-- Begin MATERIAL PROVIDED --

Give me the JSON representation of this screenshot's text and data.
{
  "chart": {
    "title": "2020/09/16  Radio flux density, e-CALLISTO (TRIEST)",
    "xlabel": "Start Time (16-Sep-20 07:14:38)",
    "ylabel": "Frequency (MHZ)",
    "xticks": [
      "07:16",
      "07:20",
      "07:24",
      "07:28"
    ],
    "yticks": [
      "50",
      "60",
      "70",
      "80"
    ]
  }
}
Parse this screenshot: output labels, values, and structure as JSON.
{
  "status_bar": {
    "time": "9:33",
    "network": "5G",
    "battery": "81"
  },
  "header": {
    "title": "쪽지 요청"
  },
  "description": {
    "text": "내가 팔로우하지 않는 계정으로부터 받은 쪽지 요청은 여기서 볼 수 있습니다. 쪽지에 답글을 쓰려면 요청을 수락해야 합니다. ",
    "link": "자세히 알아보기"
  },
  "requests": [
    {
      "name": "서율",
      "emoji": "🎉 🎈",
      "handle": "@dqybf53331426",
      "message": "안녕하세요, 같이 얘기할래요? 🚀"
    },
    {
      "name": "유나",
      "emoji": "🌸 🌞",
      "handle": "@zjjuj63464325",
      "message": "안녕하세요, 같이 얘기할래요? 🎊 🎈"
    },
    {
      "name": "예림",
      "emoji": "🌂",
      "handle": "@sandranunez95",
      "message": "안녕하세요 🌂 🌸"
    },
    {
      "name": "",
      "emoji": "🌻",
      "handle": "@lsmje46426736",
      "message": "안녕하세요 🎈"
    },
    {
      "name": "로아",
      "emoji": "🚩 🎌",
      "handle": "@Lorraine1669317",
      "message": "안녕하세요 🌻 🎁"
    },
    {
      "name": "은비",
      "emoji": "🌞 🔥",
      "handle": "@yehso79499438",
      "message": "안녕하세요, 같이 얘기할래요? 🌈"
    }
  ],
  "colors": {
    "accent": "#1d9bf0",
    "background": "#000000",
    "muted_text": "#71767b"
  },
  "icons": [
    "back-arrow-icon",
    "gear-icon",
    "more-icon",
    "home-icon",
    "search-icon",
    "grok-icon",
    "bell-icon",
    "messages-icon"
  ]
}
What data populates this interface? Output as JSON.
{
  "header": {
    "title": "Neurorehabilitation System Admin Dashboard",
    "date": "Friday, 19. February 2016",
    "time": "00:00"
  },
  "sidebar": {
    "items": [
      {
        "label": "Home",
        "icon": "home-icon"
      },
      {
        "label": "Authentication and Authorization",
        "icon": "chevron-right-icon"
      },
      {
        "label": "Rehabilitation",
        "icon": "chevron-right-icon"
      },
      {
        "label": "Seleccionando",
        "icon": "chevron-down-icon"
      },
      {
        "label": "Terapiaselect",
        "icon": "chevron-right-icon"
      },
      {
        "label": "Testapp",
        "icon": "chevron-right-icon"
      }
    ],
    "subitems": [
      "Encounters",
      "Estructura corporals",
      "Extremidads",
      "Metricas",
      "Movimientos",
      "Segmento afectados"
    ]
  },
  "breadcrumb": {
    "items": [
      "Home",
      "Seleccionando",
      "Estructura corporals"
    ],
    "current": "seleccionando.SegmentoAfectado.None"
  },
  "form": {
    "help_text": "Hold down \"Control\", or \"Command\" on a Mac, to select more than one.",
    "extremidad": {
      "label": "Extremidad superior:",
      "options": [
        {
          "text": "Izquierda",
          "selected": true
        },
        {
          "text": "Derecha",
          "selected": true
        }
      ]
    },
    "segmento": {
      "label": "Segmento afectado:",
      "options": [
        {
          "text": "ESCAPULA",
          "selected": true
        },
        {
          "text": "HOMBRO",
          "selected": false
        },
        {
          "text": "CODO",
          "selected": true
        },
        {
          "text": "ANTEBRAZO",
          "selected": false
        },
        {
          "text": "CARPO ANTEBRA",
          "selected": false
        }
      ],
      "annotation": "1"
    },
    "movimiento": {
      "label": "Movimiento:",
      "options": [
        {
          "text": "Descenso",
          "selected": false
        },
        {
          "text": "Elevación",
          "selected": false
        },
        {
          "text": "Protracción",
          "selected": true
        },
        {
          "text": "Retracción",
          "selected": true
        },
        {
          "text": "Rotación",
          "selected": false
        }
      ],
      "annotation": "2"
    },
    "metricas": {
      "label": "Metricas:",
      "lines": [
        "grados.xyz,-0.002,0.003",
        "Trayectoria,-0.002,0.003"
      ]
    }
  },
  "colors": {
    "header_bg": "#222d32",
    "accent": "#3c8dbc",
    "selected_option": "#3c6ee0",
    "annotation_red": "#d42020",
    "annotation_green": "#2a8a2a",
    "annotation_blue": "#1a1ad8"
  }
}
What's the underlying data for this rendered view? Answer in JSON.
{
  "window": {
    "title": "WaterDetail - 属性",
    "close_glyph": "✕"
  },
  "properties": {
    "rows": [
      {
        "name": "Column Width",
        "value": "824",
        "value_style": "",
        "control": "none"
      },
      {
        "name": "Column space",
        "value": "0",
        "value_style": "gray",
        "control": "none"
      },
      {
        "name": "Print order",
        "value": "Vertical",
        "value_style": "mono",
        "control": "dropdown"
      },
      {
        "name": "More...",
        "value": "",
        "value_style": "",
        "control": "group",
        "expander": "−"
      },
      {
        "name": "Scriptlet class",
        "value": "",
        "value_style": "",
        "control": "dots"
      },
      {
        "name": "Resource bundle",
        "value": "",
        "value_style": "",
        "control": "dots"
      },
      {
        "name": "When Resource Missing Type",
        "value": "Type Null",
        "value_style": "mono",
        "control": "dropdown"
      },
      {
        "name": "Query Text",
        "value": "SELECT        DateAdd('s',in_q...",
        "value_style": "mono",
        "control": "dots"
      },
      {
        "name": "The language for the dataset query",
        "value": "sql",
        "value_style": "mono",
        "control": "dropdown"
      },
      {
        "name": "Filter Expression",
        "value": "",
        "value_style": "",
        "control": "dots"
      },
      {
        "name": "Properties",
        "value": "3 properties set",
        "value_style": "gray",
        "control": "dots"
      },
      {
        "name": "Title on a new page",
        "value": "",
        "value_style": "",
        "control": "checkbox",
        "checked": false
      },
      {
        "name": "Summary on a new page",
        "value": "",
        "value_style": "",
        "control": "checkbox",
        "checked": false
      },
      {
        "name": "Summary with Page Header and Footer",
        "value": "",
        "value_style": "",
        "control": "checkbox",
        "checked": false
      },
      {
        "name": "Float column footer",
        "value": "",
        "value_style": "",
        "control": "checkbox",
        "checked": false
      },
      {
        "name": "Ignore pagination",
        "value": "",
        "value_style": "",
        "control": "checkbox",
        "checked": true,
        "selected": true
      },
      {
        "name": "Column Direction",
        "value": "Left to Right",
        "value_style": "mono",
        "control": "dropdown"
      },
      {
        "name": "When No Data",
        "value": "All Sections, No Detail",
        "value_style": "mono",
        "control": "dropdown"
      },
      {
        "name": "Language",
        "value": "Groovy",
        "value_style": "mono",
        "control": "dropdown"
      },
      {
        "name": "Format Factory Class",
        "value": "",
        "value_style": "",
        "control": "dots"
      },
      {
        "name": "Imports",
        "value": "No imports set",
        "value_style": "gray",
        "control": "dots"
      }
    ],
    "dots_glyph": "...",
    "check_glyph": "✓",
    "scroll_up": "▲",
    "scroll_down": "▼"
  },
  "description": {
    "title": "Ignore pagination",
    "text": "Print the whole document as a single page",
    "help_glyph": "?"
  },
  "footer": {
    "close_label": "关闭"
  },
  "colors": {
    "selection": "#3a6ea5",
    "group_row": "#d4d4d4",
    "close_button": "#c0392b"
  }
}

-- End MATERIAL PROVIDED --

> STATED TASK:
Reproduce the records above exactly.

> ANSWER FOR THE TASK:
Give me the JSON representation of this screenshot's text and data.
{
  "chart": {
    "title": "2020/09/16  Radio flux density, e-CALLISTO (TRIEST)",
    "xlabel": "Start Time (16-Sep-20 07:14:38)",
    "ylabel": "Frequency (MHZ)",
    "xticks": [
      "07:16",
      "07:20",
      "07:24",
      "07:28"
    ],
    "yticks": [
      "50",
      "60",
      "70",
      "80"
    ]
  }
}
Parse this screenshot: output labels, values, and structure as JSON.
{
  "status_bar": {
    "time": "9:33",
    "network": "5G",
    "battery": "81"
  },
  "header": {
    "title": "쪽지 요청"
  },
  "description": {
    "text": "내가 팔로우하지 않는 계정으로부터 받은 쪽지 요청은 여기서 볼 수 있습니다. 쪽지에 답글을 쓰려면 요청을 수락해야 합니다. ",
    "link": "자세히 알아보기"
  },
  "requests": [
    {
      "name": "서율",
      "emoji": "🎉 🎈",
      "handle": "@dqybf53331426",
      "message": "안녕하세요, 같이 얘기할래요? 🚀"
    },
    {
      "name": "유나",
      "emoji": "🌸 🌞",
      "handle": "@zjjuj63464325",
      "message": "안녕하세요, 같이 얘기할래요? 🎊 🎈"
    },
    {
      "name": "예림",
      "emoji": "🌂",
      "handle": "@sandranunez95",
      "message": "안녕하세요 🌂 🌸"
    },
    {
      "name": "",
      "emoji": "🌻",
      "handle": "@lsmje46426736",
      "message": "안녕하세요 🎈"
    },
    {
      "name": "로아",
      "emoji": "🚩 🎌",
      "handle": "@Lorraine1669317",
      "message": "안녕하세요 🌻 🎁"
    },
    {
      "name": "은비",
      "emoji": "🌞 🔥",
      "handle": "@yehso79499438",
      "message": "안녕하세요, 같이 얘기할래요? 🌈"
    }
  ],
  "colors": {
    "accent": "#1d9bf0",
    "background": "#000000",
    "muted_text": "#71767b"
  },
  "icons": [
    "back-arrow-icon",
    "gear-icon",
    "more-icon",
    "home-icon",
    "search-icon",
    "grok-icon",
    "bell-icon",
    "messages-icon"
  ]
}
What data populates this interface? Output as JSON.
{
  "header": {
    "title": "Neurorehabilitation System Admin Dashboard",
    "date": "Friday, 19. February 2016",
    "time": "00:00"
  },
  "sidebar": {
    "items": [
      {
        "label": "Home",
        "icon": "home-icon"
      },
      {
        "label": "Authentication and Authorization",
        "icon": "chevron-right-icon"
      },
      {
        "label": "Rehabilitation",
        "icon": "chevron-right-icon"
      },
      {
        "label": "Seleccionando",
        "icon": "chevron-down-icon"
      },
      {
        "label": "Terapiaselect",
        "icon": "chevron-right-icon"
      },
      {
        "label": "Testapp",
        "icon": "chevron-right-icon"
      }
    ],
    "subitems": [
      "Encounters",
      "Estructura corporals",
      "Extremidads",
      "Metricas",
      "Movimientos",
      "Segmento afectados"
    ]
  },
  "breadcrumb": {
    "items": [
      "Home",
      "Seleccionando",
      "Estructura corporals"
    ],
    "current": "seleccionando.SegmentoAfectado.None"
  },
  "form": {
    "help_text": "Hold down \"Control\", or \"Command\" on a Mac, to select more than one.",
    "extremidad": {
      "label": "Extremidad superior:",
      "options": [
        {
          "text": "Izquierda",
          "selected": true
        },
        {
          "text": "Derecha",
          "selected": true
        }
      ]
    },
    "segmento": {
      "label": "Segmento afectado:",
      "options": [
        {
          "text": "ESCAPULA",
          "selected": true
        },
        {
          "text": "HOMBRO",
          "selected": false
        },
        {
          "text": "CODO",
          "selected": true
        },
        {
          "text": "ANTEBRAZO",
          "selected": false
        },
        {
          "text": "CARPO ANTEBRA",
          "selected": false
        }
      ],
      "annotation": "1"
    },
    "movimiento": {
      "label": "Movimiento:",
      "options": [
        {
          "text": "Descenso",
          "selected": false
        },
        {
          "text": "Elevación",
          "selected": false
        },
        {
          "text": "Protracción",
          "selected": true
        },
        {
          "text": "Retracción",
          "selected": true
        },
        {
          "text": "Rotación",
          "selected": false
        }
      ],
      "annotation": "2"
    },
    "metricas": {
      "label": "Metricas:",
      "lines": [
        "grados.xyz,-0.002,0.003",
        "Trayectoria,-0.002,0.003"
      ]
    }
  },
  "colors": {
    "header_bg": "#222d32",
    "accent": "#3c8dbc",
    "selected_option": "#3c6ee0",
    "annotation_red": "#d42020",
    "annotation_green": "#2a8a2a",
    "annotation_blue": "#1a1ad8"
  }
}
What's the underlying data for this rendered view? Answer in JSON.
{
  "window": {
    "title": "WaterDetail - 属性",
    "close_glyph": "✕"
  },
  "properties": {
    "rows": [
      {
        "name": "Column Width",
        "value": "824",
        "value_style": "",
        "control": "none"
      },
      {
        "name": "Column space",
        "value": "0",
        "value_style": "gray",
        "control": "none"
      },
      {
        "name": "Print order",
        "value": "Vertical",
        "value_style": "mono",
        "control": "dropdown"
      },
      {
        "name": "More...",
        "value": "",
        "value_style": "",
        "control": "group",
        "expander": "−"
      },
      {
        "name": "Scriptlet class",
        "value": "",
        "value_style": "",
        "control": "dots"
      },
      {
        "name": "Resource bundle",
        "value": "",
        "value_style": "",
        "control": "dots"
      },
      {
        "name": "When Resource Missing Type",
        "value": "Type Null",
        "value_style": "mono",
        "control": "dropdown"
      },
      {
        "name": "Query Text",
        "value": "SELECT        DateAdd('s',in_q...",
        "value_style": "mono",
        "control": "dots"
      },
      {
        "name": "The language for the dataset query",
        "value": "sql",
        "value_style": "mono",
        "control": "dropdown"
      },
      {
        "name": "Filter Expression",
        "value": "",
        "value_style": "",
        "control": "dots"
      },
      {
        "name": "Properties",
        "value": "3 properties set",
        "value_style": "gray",
        "control": "dots"
      },
      {
        "name": "Title on a new page",
        "value": "",
        "value_style": "",
        "control": "checkbox",
        "checked": false
      },
      {
        "name": "Summary on a new page",
        "value": "",
        "value_style": "",
        "control": "checkbox",
        "checked": false
      },
      {
        "name": "Summary with Page Header and Footer",
        "value": "",
        "value_style": "",
        "control": "checkbox",
        "checked": false
      },
      {
        "name": "Float column footer",
        "value": "",
        "value_style": "",
        "control": "checkbox",
        "checked": false
      },
      {
        "name": "Ignore pagination",
        "value": "",
        "value_style": "",
        "control": "checkbox",
        "checked": true,
        "selected": true
      },
      {
        "name": "Column Direction",
        "value": "Left to Right",
        "value_style": "mono",
        "control": "dropdown"
      },
      {
        "name": "When No Data",
        "value": "All Sections, No Detail",
        "value_style": "mono",
        "control": "dropdown"
      },
      {
        "name": "Language",
        "value": "Groovy",
        "value_style": "mono",
        "control": "dropdown"
      },
      {
        "name": "Format Factory Class",
        "value": "",
        "value_style": "",
        "control": "dots"
      },
      {
        "name": "Imports",
        "value": "No imports set",
        "value_style": "gray",
        "control": "dots"
      }
    ],
    "dots_glyph": "...",
    "check_glyph": "✓",
    "scroll_up": "▲",
    "scroll_down": "▼"
  },
  "description": {
    "title": "Ignore pagination",
    "text": "Print the whole document as a single page",
    "help_glyph": "?"
  },
  "footer": {
    "close_label": "关闭"
  },
  "colors": {
    "selection": "#3a6ea5",
    "group_row": "#d4d4d4",
    "close_button": "#c0392b"
  }
}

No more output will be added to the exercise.